Repeat, exactly and completely, the material that follows. Omit the pictures.

^^^^

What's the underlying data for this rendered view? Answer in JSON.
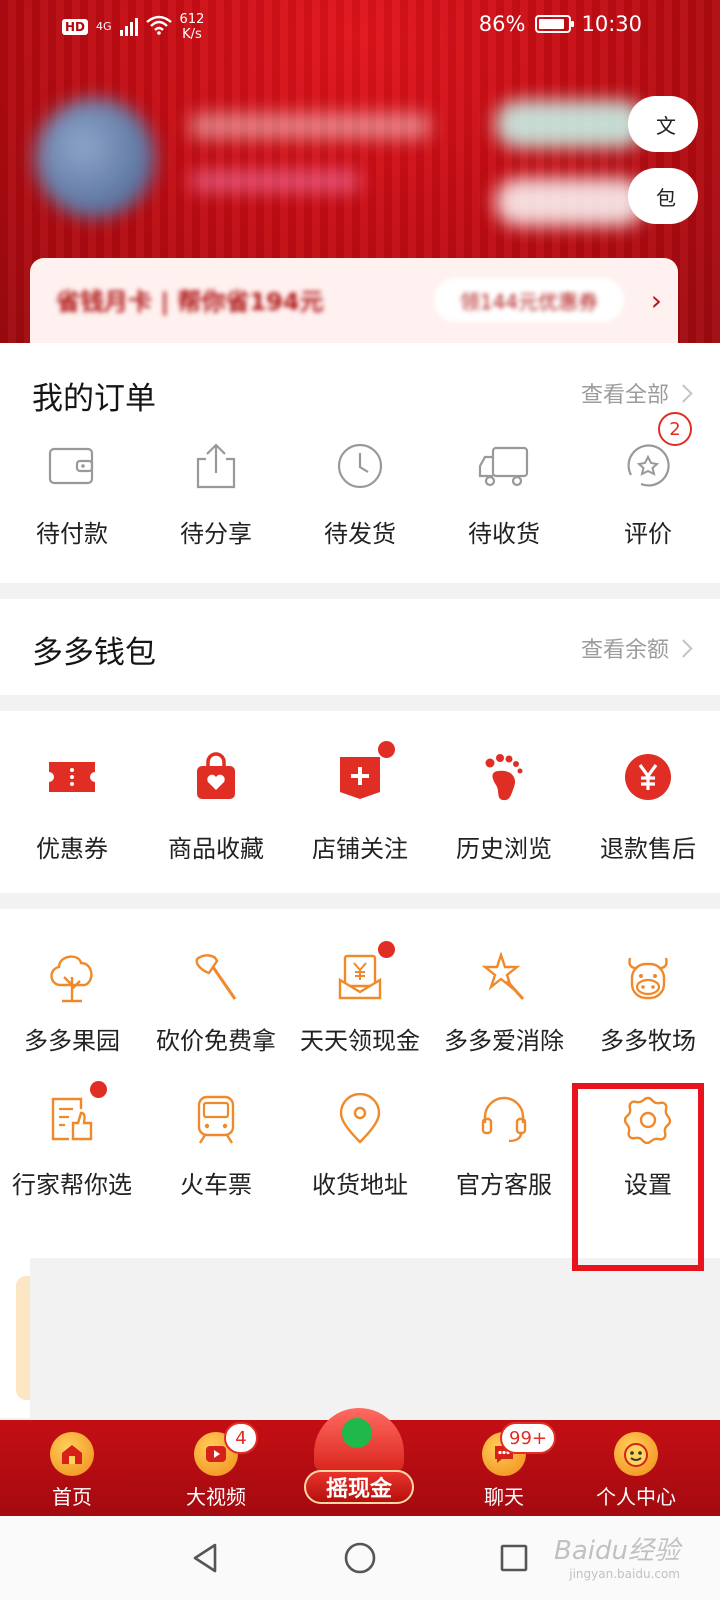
{
  "status_bar": {
    "hd": "HD",
    "network": "4G",
    "speed_value": "612",
    "speed_unit": "K/s",
    "battery": "86%",
    "battery_level": 0.86,
    "time": "10:30"
  },
  "profile": {
    "promo_text": "省钱月卡 | 帮你省194元",
    "promo_button": "领144元优惠券"
  },
  "orders": {
    "title": "我的订单",
    "view_all": "查看全部",
    "items": [
      {
        "label": "待付款",
        "icon": "wallet-icon"
      },
      {
        "label": "待分享",
        "icon": "share-icon"
      },
      {
        "label": "待发货",
        "icon": "clock-icon"
      },
      {
        "label": "待收货",
        "icon": "truck-icon"
      },
      {
        "label": "评价",
        "icon": "review-icon",
        "badge": "2"
      }
    ]
  },
  "wallet": {
    "title": "多多钱包",
    "view_balance": "查看余额"
  },
  "quick_links": [
    {
      "label": "优惠券",
      "icon": "coupon-icon"
    },
    {
      "label": "商品收藏",
      "icon": "favorites-bag-icon"
    },
    {
      "label": "店铺关注",
      "icon": "store-follow-icon",
      "dot": true
    },
    {
      "label": "历史浏览",
      "icon": "footprint-icon"
    },
    {
      "label": "退款售后",
      "icon": "refund-icon"
    }
  ],
  "services": [
    {
      "label": "多多果园",
      "icon": "tree-icon"
    },
    {
      "label": "砍价免费拿",
      "icon": "axe-icon"
    },
    {
      "label": "天天领现金",
      "icon": "cash-envelope-icon",
      "dot": true
    },
    {
      "label": "多多爱消除",
      "icon": "star-wand-icon"
    },
    {
      "label": "多多牧场",
      "icon": "cow-icon"
    },
    {
      "label": "行家帮你选",
      "icon": "thumbs-up-doc-icon",
      "dot": true
    },
    {
      "label": "火车票",
      "icon": "train-icon"
    },
    {
      "label": "收货地址",
      "icon": "location-pin-icon"
    },
    {
      "label": "官方客服",
      "icon": "headset-icon"
    },
    {
      "label": "设置",
      "icon": "gear-icon"
    }
  ],
  "bottom_nav": {
    "items": [
      {
        "label": "首页",
        "icon": "home-icon"
      },
      {
        "label": "大视频",
        "icon": "video-icon",
        "badge": "4"
      },
      {
        "label": "摇现金",
        "icon": "shake-cash-icon"
      },
      {
        "label": "聊天",
        "icon": "chat-icon",
        "badge": "99+"
      },
      {
        "label": "个人中心",
        "icon": "profile-icon"
      }
    ]
  },
  "watermark": {
    "text": "Baidu经验",
    "sub": "jingyan.baidu.com"
  },
  "colors": {
    "brand_red": "#e02e24",
    "icon_orange": "#f0892a",
    "header_red": "#c40c13",
    "highlight": "#e8141d"
  }
}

^^^^

** Expected output **
What's the underlying data for this rendered view? Answer in JSON.
{
  "status_bar": {
    "hd": "HD",
    "network": "4G",
    "speed_value": "612",
    "speed_unit": "K/s",
    "battery": "86%",
    "battery_level": 0.86,
    "time": "10:30"
  },
  "profile": {
    "promo_text": "省钱月卡 | 帮你省194元",
    "promo_button": "领144元优惠券"
  },
  "orders": {
    "title": "我的订单",
    "view_all": "查看全部",
    "items": [
      {
        "label": "待付款",
        "icon": "wallet-icon"
      },
      {
        "label": "待分享",
        "icon": "share-icon"
      },
      {
        "label": "待发货",
        "icon": "clock-icon"
      },
      {
        "label": "待收货",
        "icon": "truck-icon"
      },
      {
        "label": "评价",
        "icon": "review-icon",
        "badge": "2"
      }
    ]
  },
  "wallet": {
    "title": "多多钱包",
    "view_balance": "查看余额"
  },
  "quick_links": [
    {
      "label": "优惠券",
      "icon": "coupon-icon"
    },
    {
      "label": "商品收藏",
      "icon": "favorites-bag-icon"
    },
    {
      "label": "店铺关注",
      "icon": "store-follow-icon",
      "dot": true
    },
    {
      "label": "历史浏览",
      "icon": "footprint-icon"
    },
    {
      "label": "退款售后",
      "icon": "refund-icon"
    }
  ],
  "services": [
    {
      "label": "多多果园",
      "icon": "tree-icon"
    },
    {
      "label": "砍价免费拿",
      "icon": "axe-icon"
    },
    {
      "label": "天天领现金",
      "icon": "cash-envelope-icon",
      "dot": true
    },
    {
      "label": "多多爱消除",
      "icon": "star-wand-icon"
    },
    {
      "label": "多多牧场",
      "icon": "cow-icon"
    },
    {
      "label": "行家帮你选",
      "icon": "thumbs-up-doc-icon",
      "dot": true
    },
    {
      "label": "火车票",
      "icon": "train-icon"
    },
    {
      "label": "收货地址",
      "icon": "location-pin-icon"
    },
    {
      "label": "官方客服",
      "icon": "headset-icon"
    },
    {
      "label": "设置",
      "icon": "gear-icon"
    }
  ],
  "bottom_nav": {
    "items": [
      {
        "label": "首页",
        "icon": "home-icon"
      },
      {
        "label": "大视频",
        "icon": "video-icon",
        "badge": "4"
      },
      {
        "label": "摇现金",
        "icon": "shake-cash-icon"
      },
      {
        "label": "聊天",
        "icon": "chat-icon",
        "badge": "99+"
      },
      {
        "label": "个人中心",
        "icon": "profile-icon"
      }
    ]
  },
  "watermark": {
    "text": "Baidu经验",
    "sub": "jingyan.baidu.com"
  },
  "colors": {
    "brand_red": "#e02e24",
    "icon_orange": "#f0892a",
    "header_red": "#c40c13",
    "highlight": "#e8141d"
  }
}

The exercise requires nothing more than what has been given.